## [Short exercise]
Print every entry, word for word, and skip the images.

-- Start Listed records --

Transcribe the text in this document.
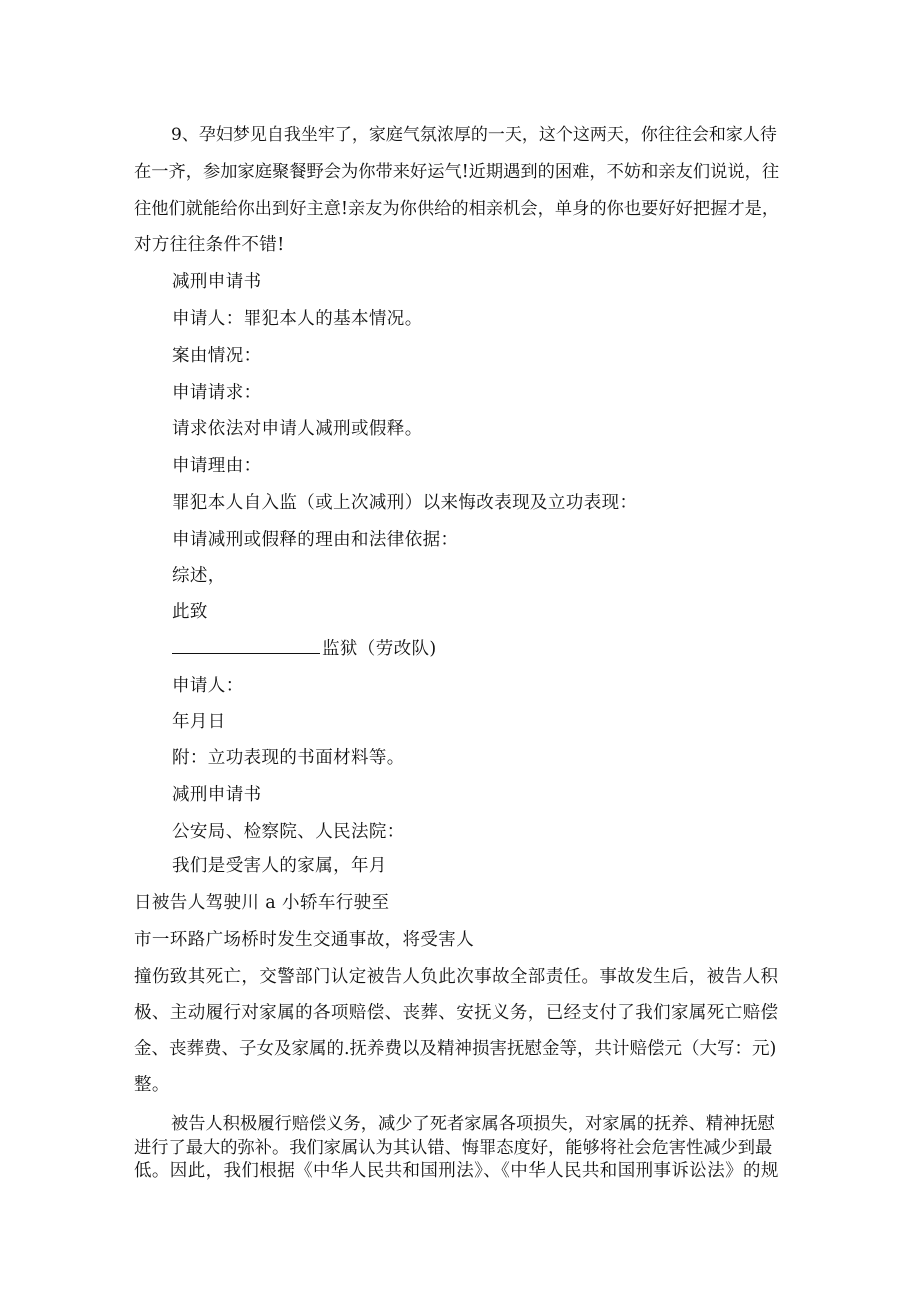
9、孕妇梦见自我坐牢了，家庭气氛浓厚的一天，这个这两天，你往往会和家人待
在一齐，参加家庭聚餐野会为你带来好运气!近期遇到的困难，不妨和亲友们说说，往
往他们就能给你出到好主意!亲友为你供给的相亲机会，单身的你也要好好把握才是，
对方往往条件不错!
减刑申请书
申请人：罪犯本人的基本情况。
案由情况：
申请请求：
请求依法对申请人减刑或假释。
申请理由：
罪犯本人自入监（或上次减刑）以来悔改表现及立功表现：
申请减刑或假释的理由和法律依据：
综述，
此致
监狱（劳改队)
申请人：
年月日
附：立功表现的书面材料等。
减刑申请书
公安局、检察院、人民法院：
我们是受害人的家属，年月
日被告人驾驶川 a 小轿车行驶至
市一环路广场桥时发生交通事故，将受害人
撞伤致其死亡，交警部门认定被告人负此次事故全部责任。事故发生后，被告人积
极、主动履行对家属的各项赔偿、丧葬、安抚义务，已经支付了我们家属死亡赔偿
金、丧葬费、子女及家属的.抚养费以及精神损害抚慰金等，共计赔偿元（大写：元)
整。
被告人积极履行赔偿义务，减少了死者家属各项损失，对家属的抚养、精神抚慰
进行了最大的弥补。我们家属认为其认错、悔罪态度好，能够将社会危害性减少到最
低。因此，我们根据《中华人民共和国刑法》、《中华人民共和国刑事诉讼法》的规
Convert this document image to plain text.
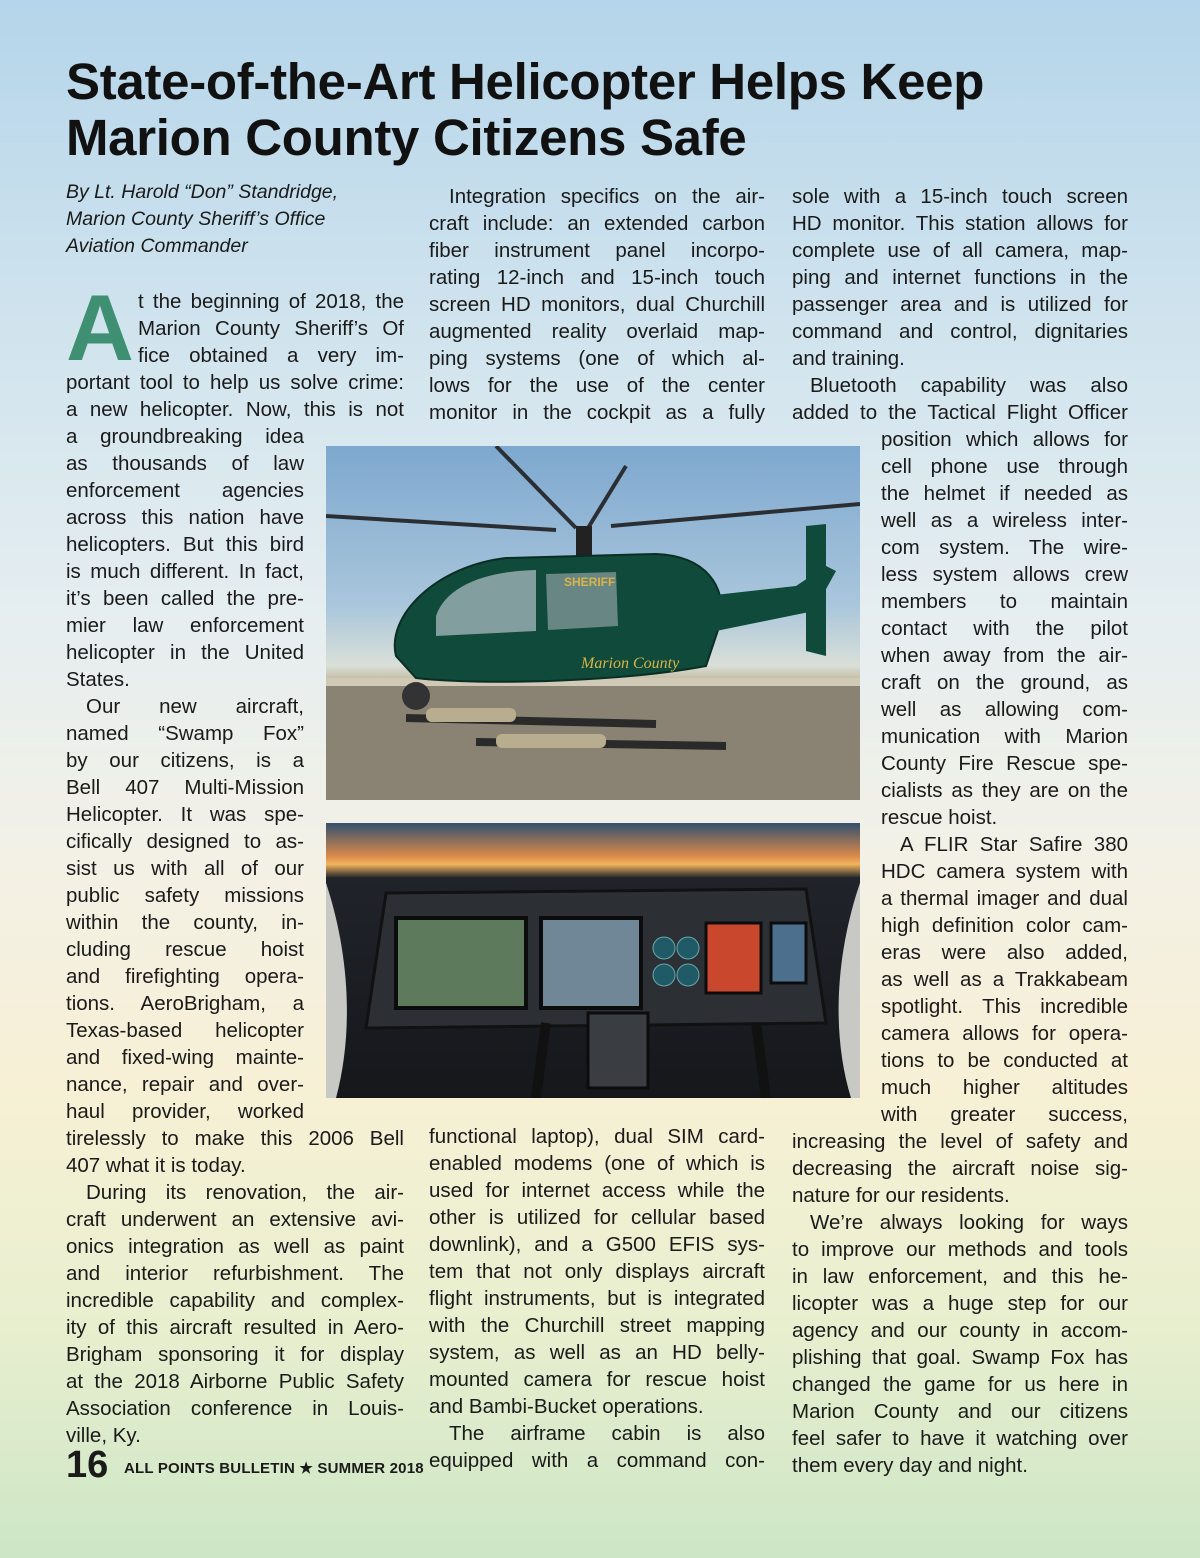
State-of-the-Art Helicopter Helps Keep
Marion County Citizens Safe
By Lt. Harold “Don” Standridge,
Marion County Sheriff’s Office
Aviation Commander
A t the beginning of 2018, the
Marion County Sheriff’s Of
fice obtained a very im-
portant tool to help us solve crime:
a new helicopter. Now, this is not
a groundbreaking idea
as thousands of law
enforcement agencies
across this nation have
helicopters. But this bird
is much different. In fact,
it’s been called the pre-
mier law enforcement
helicopter in the United
States.
Our new aircraft,
named “Swamp Fox”
by our citizens, is a
Bell 407 Multi-Mission
Helicopter. It was spe-
cifically designed to as-
sist us with all of our
public safety missions
within the county, in-
cluding rescue hoist
and firefighting opera-
tions. AeroBrigham, a
Texas-based helicopter
and fixed-wing mainte-
nance, repair and over-
haul provider, worked
tirelessly to make this 2006 Bell
407 what it is today.
During its renovation, the air-
craft underwent an extensive avi-
onics integration as well as paint
and interior refurbishment. The
incredible capability and complex-
ity of this aircraft resulted in Aero-
Brigham sponsoring it for display
at the 2018 Airborne Public Safety
Association conference in Louis-
ville, Ky.
Integration specifics on the air-
craft include: an extended carbon
fiber instrument panel incorpo-
rating 12-inch and 15-inch touch
screen HD monitors, dual Churchill
augmented reality overlaid map-
ping systems (one of which al-
lows for the use of the center
monitor in the cockpit as a fully
functional laptop), dual SIM card-
enabled modems (one of which is
used for internet access while the
other is utilized for cellular based
downlink), and a G500 EFIS sys-
tem that not only displays aircraft
flight instruments, but is integrated
with the Churchill street mapping
system, as well as an HD belly-
mounted camera for rescue hoist
and Bambi-Bucket operations.
The airframe cabin is also
equipped with a command con-
sole with a 15-inch touch screen
HD monitor. This station allows for
complete use of all camera, map-
ping and internet functions in the
passenger area and is utilized for
command and control, dignitaries
and training.
Bluetooth capability was also
added to the Tactical Flight Officer
position which allows for
cell phone use through
the helmet if needed as
well as a wireless inter-
com system. The wire-
less system allows crew
members to maintain
contact with the pilot
when away from the air-
craft on the ground, as
well as allowing com-
munication with Marion
County Fire Rescue spe-
cialists as they are on the
rescue hoist.
A FLIR Star Safire 380
HDC camera system with
a thermal imager and dual
high definition color cam-
eras were also added,
as well as a Trakkabeam
spotlight. This incredible
camera allows for opera-
tions to be conducted at
much higher altitudes
with greater success,
increasing the level of safety and
decreasing the aircraft noise sig-
nature for our residents.
We’re always looking for ways
to improve our methods and tools
in law enforcement, and this he-
licopter was a huge step for our
agency and our county in accom-
plishing that goal. Swamp Fox has
changed the game for us here in
Marion County and our citizens
feel safer to have it watching over
them every day and night.
Marion County
SHERIFF
16 ALL POINTS BULLETIN ★ SUMMER 2018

-- End Listed records --

## [Written solution]
Transcribe the text in this document.
9、孕妇梦见自我坐牢了，家庭气氛浓厚的一天，这个这两天，你往往会和家人待
在一齐，参加家庭聚餐野会为你带来好运气!近期遇到的困难，不妨和亲友们说说，往
往他们就能给你出到好主意!亲友为你供给的相亲机会，单身的你也要好好把握才是，
对方往往条件不错!
减刑申请书
申请人：罪犯本人的基本情况。
案由情况：
申请请求：
请求依法对申请人减刑或假释。
申请理由：
罪犯本人自入监（或上次减刑）以来悔改表现及立功表现：
申请减刑或假释的理由和法律依据：
综述，
此致
监狱（劳改队)
申请人：
年月日
附：立功表现的书面材料等。
减刑申请书
公安局、检察院、人民法院：
我们是受害人的家属，年月
日被告人驾驶川 a 小轿车行驶至
市一环路广场桥时发生交通事故，将受害人
撞伤致其死亡，交警部门认定被告人负此次事故全部责任。事故发生后，被告人积
极、主动履行对家属的各项赔偿、丧葬、安抚义务，已经支付了我们家属死亡赔偿
金、丧葬费、子女及家属的.抚养费以及精神损害抚慰金等，共计赔偿元（大写：元)
整。
被告人积极履行赔偿义务，减少了死者家属各项损失，对家属的抚养、精神抚慰
进行了最大的弥补。我们家属认为其认错、悔罪态度好，能够将社会危害性减少到最
低。因此，我们根据《中华人民共和国刑法》、《中华人民共和国刑事诉讼法》的规
Convert this document image to plain text.
State-of-the-Art Helicopter Helps Keep
Marion County Citizens Safe
By Lt. Harold “Don” Standridge,
Marion County Sheriff’s Office
Aviation Commander
A t the beginning of 2018, the
Marion County Sheriff’s Of
fice obtained a very im-
portant tool to help us solve crime:
a new helicopter. Now, this is not
a groundbreaking idea
as thousands of law
enforcement agencies
across this nation have
helicopters. But this bird
is much different. In fact,
it’s been called the pre-
mier law enforcement
helicopter in the United
States.
Our new aircraft,
named “Swamp Fox”
by our citizens, is a
Bell 407 Multi-Mission
Helicopter. It was spe-
cifically designed to as-
sist us with all of our
public safety missions
within the county, in-
cluding rescue hoist
and firefighting opera-
tions. AeroBrigham, a
Texas-based helicopter
and fixed-wing mainte-
nance, repair and over-
haul provider, worked
tirelessly to make this 2006 Bell
407 what it is today.
During its renovation, the air-
craft underwent an extensive avi-
onics integration as well as paint
and interior refurbishment. The
incredible capability and complex-
ity of this aircraft resulted in Aero-
Brigham sponsoring it for display
at the 2018 Airborne Public Safety
Association conference in Louis-
ville, Ky.
Integration specifics on the air-
craft include: an extended carbon
fiber instrument panel incorpo-
rating 12-inch and 15-inch touch
screen HD monitors, dual Churchill
augmented reality overlaid map-
ping systems (one of which al-
lows for the use of the center
monitor in the cockpit as a fully
functional laptop), dual SIM card-
enabled modems (one of which is
used for internet access while the
other is utilized for cellular based
downlink), and a G500 EFIS sys-
tem that not only displays aircraft
flight instruments, but is integrated
with the Churchill street mapping
system, as well as an HD belly-
mounted camera for rescue hoist
and Bambi-Bucket operations.
The airframe cabin is also
equipped with a command con-
sole with a 15-inch touch screen
HD monitor. This station allows for
complete use of all camera, map-
ping and internet functions in the
passenger area and is utilized for
command and control, dignitaries
and training.
Bluetooth capability was also
added to the Tactical Flight Officer
position which allows for
cell phone use through
the helmet if needed as
well as a wireless inter-
com system. The wire-
less system allows crew
members to maintain
contact with the pilot
when away from the air-
craft on the ground, as
well as allowing com-
munication with Marion
County Fire Rescue spe-
cialists as they are on the
rescue hoist.
A FLIR Star Safire 380
HDC camera system with
a thermal imager and dual
high definition color cam-
eras were also added,
as well as a Trakkabeam
spotlight. This incredible
camera allows for opera-
tions to be conducted at
much higher altitudes
with greater success,
increasing the level of safety and
decreasing the aircraft noise sig-
nature for our residents.
We’re always looking for ways
to improve our methods and tools
in law enforcement, and this he-
licopter was a huge step for our
agency and our county in accom-
plishing that goal. Swamp Fox has
changed the game for us here in
Marion County and our citizens
feel safer to have it watching over
them every day and night.
Marion County
SHERIFF
16 ALL POINTS BULLETIN ★ SUMMER 2018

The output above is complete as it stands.